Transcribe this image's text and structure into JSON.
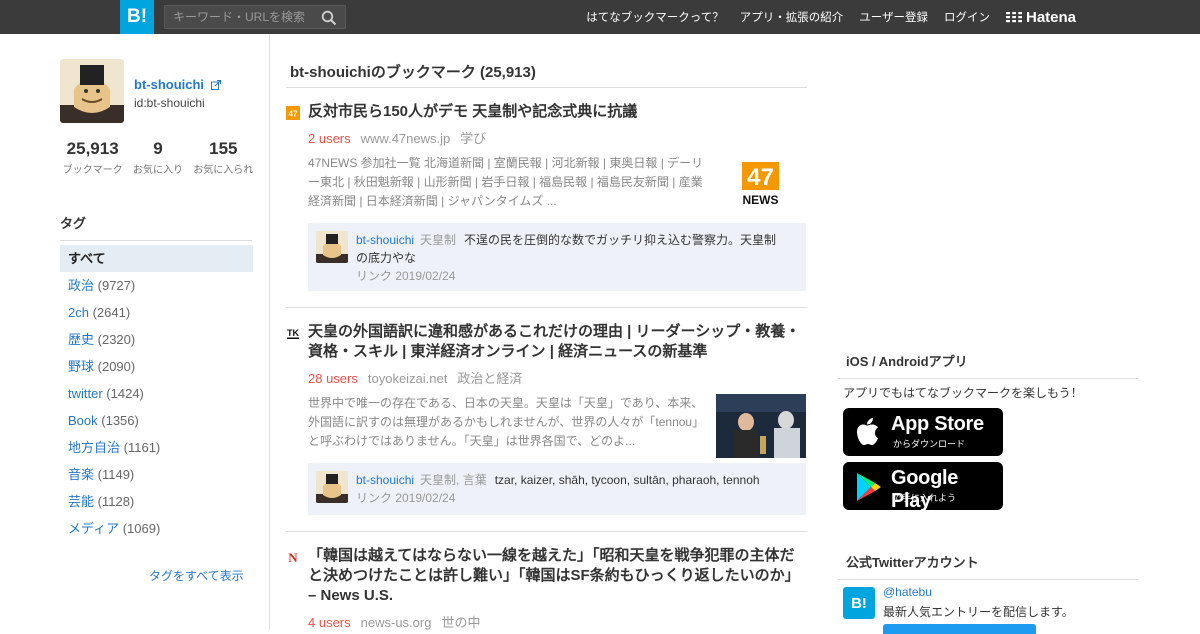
{
  "header": {
    "logo": "B!",
    "search_placeholder": "キーワード・URLを検索",
    "nav": [
      "はてなブックマークって？",
      "アプリ・拡張の紹介",
      "ユーザー登録",
      "ログイン"
    ],
    "brand": "Hatena"
  },
  "profile": {
    "name": "bt-shouichi",
    "id": "id:bt-shouichi",
    "stats": [
      {
        "num": "25,913",
        "label": "ブックマーク"
      },
      {
        "num": "9",
        "label": "お気に入り"
      },
      {
        "num": "155",
        "label": "お気に入られ"
      }
    ]
  },
  "tags": {
    "title": "タグ",
    "all_label": "すべて",
    "items": [
      {
        "name": "政治",
        "count": "(9727)"
      },
      {
        "name": "2ch",
        "count": "(2641)"
      },
      {
        "name": "歴史",
        "count": "(2320)"
      },
      {
        "name": "野球",
        "count": "(2090)"
      },
      {
        "name": "twitter",
        "count": "(1424)"
      },
      {
        "name": "Book",
        "count": "(1356)"
      },
      {
        "name": "地方自治",
        "count": "(1161)"
      },
      {
        "name": "音楽",
        "count": "(1149)"
      },
      {
        "name": "芸能",
        "count": "(1128)"
      },
      {
        "name": "メディア",
        "count": "(1069)"
      }
    ],
    "show_all": "タグをすべて表示"
  },
  "main": {
    "title": "bt-shouichiのブックマーク (25,913)",
    "entries": [
      {
        "favicon": "47",
        "title": "反対市民ら150人がデモ 天皇制や記念式典に抗議",
        "users": "2 users",
        "domain": "www.47news.jp",
        "category": "学び",
        "description": "47NEWS 参加社一覧 北海道新聞 | 室蘭民報 | 河北新報 | 東奥日報 | デーリー東北 | 秋田魁新報 | 山形新聞 | 岩手日報 | 福島民報 | 福島民友新聞 | 産業経済新聞 | 日本経済新聞 | ジャパンタイムズ ...",
        "thumb_text": "47",
        "thumb_sub": "NEWS",
        "comment": {
          "user": "bt-shouichi",
          "tags": "天皇制",
          "text": "不逞の民を圧倒的な数でガッチリ抑え込む警察力。天皇制の底力やな",
          "date": "リンク 2019/02/24"
        }
      },
      {
        "favicon": "TK",
        "title": "天皇の外国語訳に違和感があるこれだけの理由 | リーダーシップ・教養・資格・スキル | 東洋経済オンライン | 経済ニュースの新基準",
        "users": "28 users",
        "domain": "toyokeizai.net",
        "category": "政治と経済",
        "description": "世界中で唯一の存在である、日本の天皇。天皇は「天皇」であり、本来、外国語に訳すのは無理があるかもしれませんが、世界の人々が「tennou」と呼ぶわけではありません。「天皇」は世界各国で、どのよ...",
        "comment": {
          "user": "bt-shouichi",
          "tags": "天皇制, 言葉",
          "text": "tzar, kaizer, shāh, tycoon, sultān, pharaoh, tennoh",
          "date": "リンク 2019/02/24"
        }
      },
      {
        "favicon": "N",
        "title": "「韓国は越えてはならない一線を越えた」「昭和天皇を戦争犯罪の主体だと決めつけたことは許し難い」「韓国はSF条約もひっくり返したいのか」 – News U.S.",
        "users": "4 users",
        "domain": "news-us.org",
        "category": "世の中"
      }
    ]
  },
  "right": {
    "app_title": "iOS / Androidアプリ",
    "app_text": "アプリでもはてなブックマークを楽しもう！",
    "appstore_big": "App Store",
    "appstore_small": "からダウンロード",
    "gplay_big": "Google Play",
    "gplay_small": "で手に入れよう",
    "twitter_title": "公式Twitterアカウント",
    "twitter_avatar": "B!",
    "twitter_handle": "@hatebu",
    "twitter_desc": "最新人気エントリーを配信します。"
  },
  "colors": {
    "accent": "#00a4de",
    "link": "#2478c8",
    "users": "#e8524a",
    "header": "#3b3b3b"
  }
}
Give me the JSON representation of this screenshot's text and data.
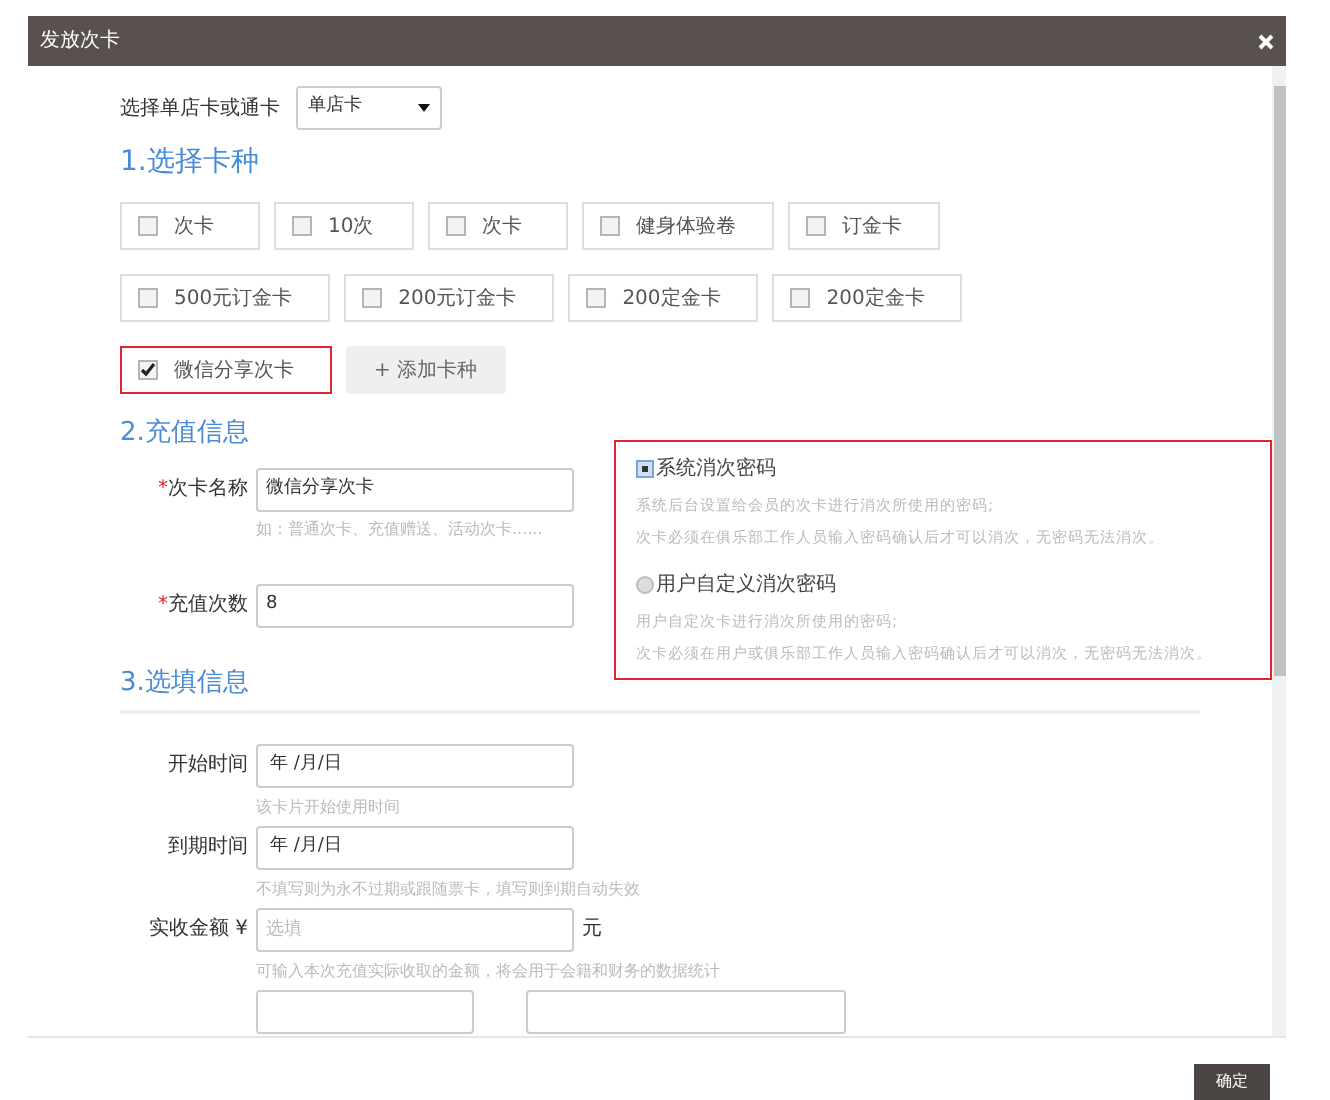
{
  "window": {
    "title": "发放次卡"
  },
  "card_scope": {
    "label": "选择单店卡或通卡",
    "value": "单店卡"
  },
  "section_1": {
    "heading": "1.选择卡种",
    "groups": [
      {
        "options": [
          {
            "label": "次卡",
            "checked": false,
            "highlighted": false
          },
          {
            "label": "10次",
            "checked": false,
            "highlighted": false
          },
          {
            "label": "次卡",
            "checked": false,
            "highlighted": false
          },
          {
            "label": "健身体验卷",
            "checked": false,
            "highlighted": false
          },
          {
            "label": "订金卡",
            "checked": false,
            "highlighted": false
          }
        ]
      },
      {
        "options": [
          {
            "label": "500元订金卡",
            "checked": false,
            "highlighted": false
          },
          {
            "label": "200元订金卡",
            "checked": false,
            "highlighted": false
          },
          {
            "label": "200定金卡",
            "checked": false,
            "highlighted": false
          },
          {
            "label": "200定金卡",
            "checked": false,
            "highlighted": false
          }
        ]
      },
      {
        "options": [
          {
            "label": "微信分享次卡",
            "checked": true,
            "highlighted": true
          }
        ]
      }
    ],
    "add_button": "+ 添加卡种"
  },
  "section_2": {
    "heading": "2.充值信息",
    "fields": [
      {
        "label": "次卡名称",
        "required_mark": "*",
        "value": "微信分享次卡",
        "hint": "如：普通次卡、充值赠送、活动次卡......"
      },
      {
        "label": "充值次数",
        "required_mark": "*",
        "value": "8"
      }
    ],
    "password_box": {
      "highlighted": true,
      "options": [
        {
          "label": "系统消次密码",
          "selected": true,
          "lines": [
            "系统后台设置给会员的次卡进行消次所使用的密码;",
            "次卡必须在俱乐部工作人员输入密码确认后才可以消次，无密码无法消次。"
          ]
        },
        {
          "label": "用户自定义消次密码",
          "selected": false,
          "lines": [
            "用户自定次卡进行消次所使用的密码;",
            "次卡必须在用户或俱乐部工作人员输入密码确认后才可以消次，无密码无法消次。"
          ]
        }
      ]
    }
  },
  "section_3": {
    "heading": "3.选填信息",
    "fields": [
      {
        "kind": "date",
        "label": "开始时间",
        "value": "年 /月/日",
        "hint": "该卡片开始使用时间"
      },
      {
        "kind": "date",
        "label": "到期时间",
        "value": "年 /月/日",
        "hint": "不填写则为永不过期或跟随票卡，填写则到期自动失效"
      },
      {
        "kind": "amount",
        "label": "实收金额 ¥",
        "placeholder": "选填",
        "unit": "元",
        "hint": "可输入本次充值实际收取的金额，将会用于会籍和财务的数据统计"
      },
      {
        "kind": "select_or_input"
      }
    ]
  },
  "footer": {
    "confirm_button": "确定"
  }
}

[Goal of the exercise] Give back the entries verbatim. Do not include any picture.

[Problem solution]
Transcribe this image's text and structure into JSON.
{
  "header": {
    "logo": "B!",
    "search_placeholder": "キーワード・URLを検索",
    "nav": [
      "はてなブックマークって？",
      "アプリ・拡張の紹介",
      "ユーザー登録",
      "ログイン"
    ],
    "brand": "Hatena"
  },
  "profile": {
    "name": "bt-shouichi",
    "id": "id:bt-shouichi",
    "stats": [
      {
        "num": "25,913",
        "label": "ブックマーク"
      },
      {
        "num": "9",
        "label": "お気に入り"
      },
      {
        "num": "155",
        "label": "お気に入られ"
      }
    ]
  },
  "tags": {
    "title": "タグ",
    "all_label": "すべて",
    "items": [
      {
        "name": "政治",
        "count": "(9727)"
      },
      {
        "name": "2ch",
        "count": "(2641)"
      },
      {
        "name": "歴史",
        "count": "(2320)"
      },
      {
        "name": "野球",
        "count": "(2090)"
      },
      {
        "name": "twitter",
        "count": "(1424)"
      },
      {
        "name": "Book",
        "count": "(1356)"
      },
      {
        "name": "地方自治",
        "count": "(1161)"
      },
      {
        "name": "音楽",
        "count": "(1149)"
      },
      {
        "name": "芸能",
        "count": "(1128)"
      },
      {
        "name": "メディア",
        "count": "(1069)"
      }
    ],
    "show_all": "タグをすべて表示"
  },
  "main": {
    "title": "bt-shouichiのブックマーク (25,913)",
    "entries": [
      {
        "favicon": "47",
        "title": "反対市民ら150人がデモ 天皇制や記念式典に抗議",
        "users": "2 users",
        "domain": "www.47news.jp",
        "category": "学び",
        "description": "47NEWS 参加社一覧 北海道新聞 | 室蘭民報 | 河北新報 | 東奥日報 | デーリー東北 | 秋田魁新報 | 山形新聞 | 岩手日報 | 福島民報 | 福島民友新聞 | 産業経済新聞 | 日本経済新聞 | ジャパンタイムズ ...",
        "thumb_text": "47",
        "thumb_sub": "NEWS",
        "comment": {
          "user": "bt-shouichi",
          "tags": "天皇制",
          "text": "不逞の民を圧倒的な数でガッチリ抑え込む警察力。天皇制の底力やな",
          "date": "リンク 2019/02/24"
        }
      },
      {
        "favicon": "TK",
        "title": "天皇の外国語訳に違和感があるこれだけの理由 | リーダーシップ・教養・資格・スキル | 東洋経済オンライン | 経済ニュースの新基準",
        "users": "28 users",
        "domain": "toyokeizai.net",
        "category": "政治と経済",
        "description": "世界中で唯一の存在である、日本の天皇。天皇は「天皇」であり、本来、外国語に訳すのは無理があるかもしれませんが、世界の人々が「tennou」と呼ぶわけではありません。「天皇」は世界各国で、どのよ...",
        "comment": {
          "user": "bt-shouichi",
          "tags": "天皇制, 言葉",
          "text": "tzar, kaizer, shāh, tycoon, sultān, pharaoh, tennoh",
          "date": "リンク 2019/02/24"
        }
      },
      {
        "favicon": "N",
        "title": "「韓国は越えてはならない一線を越えた」「昭和天皇を戦争犯罪の主体だと決めつけたことは許し難い」「韓国はSF条約もひっくり返したいのか」 – News U.S.",
        "users": "4 users",
        "domain": "news-us.org",
        "category": "世の中"
      }
    ]
  },
  "right": {
    "app_title": "iOS / Androidアプリ",
    "app_text": "アプリでもはてなブックマークを楽しもう！",
    "appstore_big": "App Store",
    "appstore_small": "からダウンロード",
    "gplay_big": "Google Play",
    "gplay_small": "で手に入れよう",
    "twitter_title": "公式Twitterアカウント",
    "twitter_avatar": "B!",
    "twitter_handle": "@hatebu",
    "twitter_desc": "最新人気エントリーを配信します。"
  },
  "colors": {
    "accent": "#00a4de",
    "link": "#2478c8",
    "users": "#e8524a",
    "header": "#3b3b3b"
  }
}
Give me the JSON representation of this screenshot's text and data.
{
  "window": {
    "title": "发放次卡"
  },
  "card_scope": {
    "label": "选择单店卡或通卡",
    "value": "单店卡"
  },
  "section_1": {
    "heading": "1.选择卡种",
    "groups": [
      {
        "options": [
          {
            "label": "次卡",
            "checked": false,
            "highlighted": false
          },
          {
            "label": "10次",
            "checked": false,
            "highlighted": false
          },
          {
            "label": "次卡",
            "checked": false,
            "highlighted": false
          },
          {
            "label": "健身体验卷",
            "checked": false,
            "highlighted": false
          },
          {
            "label": "订金卡",
            "checked": false,
            "highlighted": false
          }
        ]
      },
      {
        "options": [
          {
            "label": "500元订金卡",
            "checked": false,
            "highlighted": false
          },
          {
            "label": "200元订金卡",
            "checked": false,
            "highlighted": false
          },
          {
            "label": "200定金卡",
            "checked": false,
            "highlighted": false
          },
          {
            "label": "200定金卡",
            "checked": false,
            "highlighted": false
          }
        ]
      },
      {
        "options": [
          {
            "label": "微信分享次卡",
            "checked": true,
            "highlighted": true
          }
        ]
      }
    ],
    "add_button": "+ 添加卡种"
  },
  "section_2": {
    "heading": "2.充值信息",
    "fields": [
      {
        "label": "次卡名称",
        "required_mark": "*",
        "value": "微信分享次卡",
        "hint": "如：普通次卡、充值赠送、活动次卡......"
      },
      {
        "label": "充值次数",
        "required_mark": "*",
        "value": "8"
      }
    ],
    "password_box": {
      "highlighted": true,
      "options": [
        {
          "label": "系统消次密码",
          "selected": true,
          "lines": [
            "系统后台设置给会员的次卡进行消次所使用的密码;",
            "次卡必须在俱乐部工作人员输入密码确认后才可以消次，无密码无法消次。"
          ]
        },
        {
          "label": "用户自定义消次密码",
          "selected": false,
          "lines": [
            "用户自定次卡进行消次所使用的密码;",
            "次卡必须在用户或俱乐部工作人员输入密码确认后才可以消次，无密码无法消次。"
          ]
        }
      ]
    }
  },
  "section_3": {
    "heading": "3.选填信息",
    "fields": [
      {
        "kind": "date",
        "label": "开始时间",
        "value": "年 /月/日",
        "hint": "该卡片开始使用时间"
      },
      {
        "kind": "date",
        "label": "到期时间",
        "value": "年 /月/日",
        "hint": "不填写则为永不过期或跟随票卡，填写则到期自动失效"
      },
      {
        "kind": "amount",
        "label": "实收金额 ¥",
        "placeholder": "选填",
        "unit": "元",
        "hint": "可输入本次充值实际收取的金额，将会用于会籍和财务的数据统计"
      },
      {
        "kind": "select_or_input"
      }
    ]
  },
  "footer": {
    "confirm_button": "确定"
  }
}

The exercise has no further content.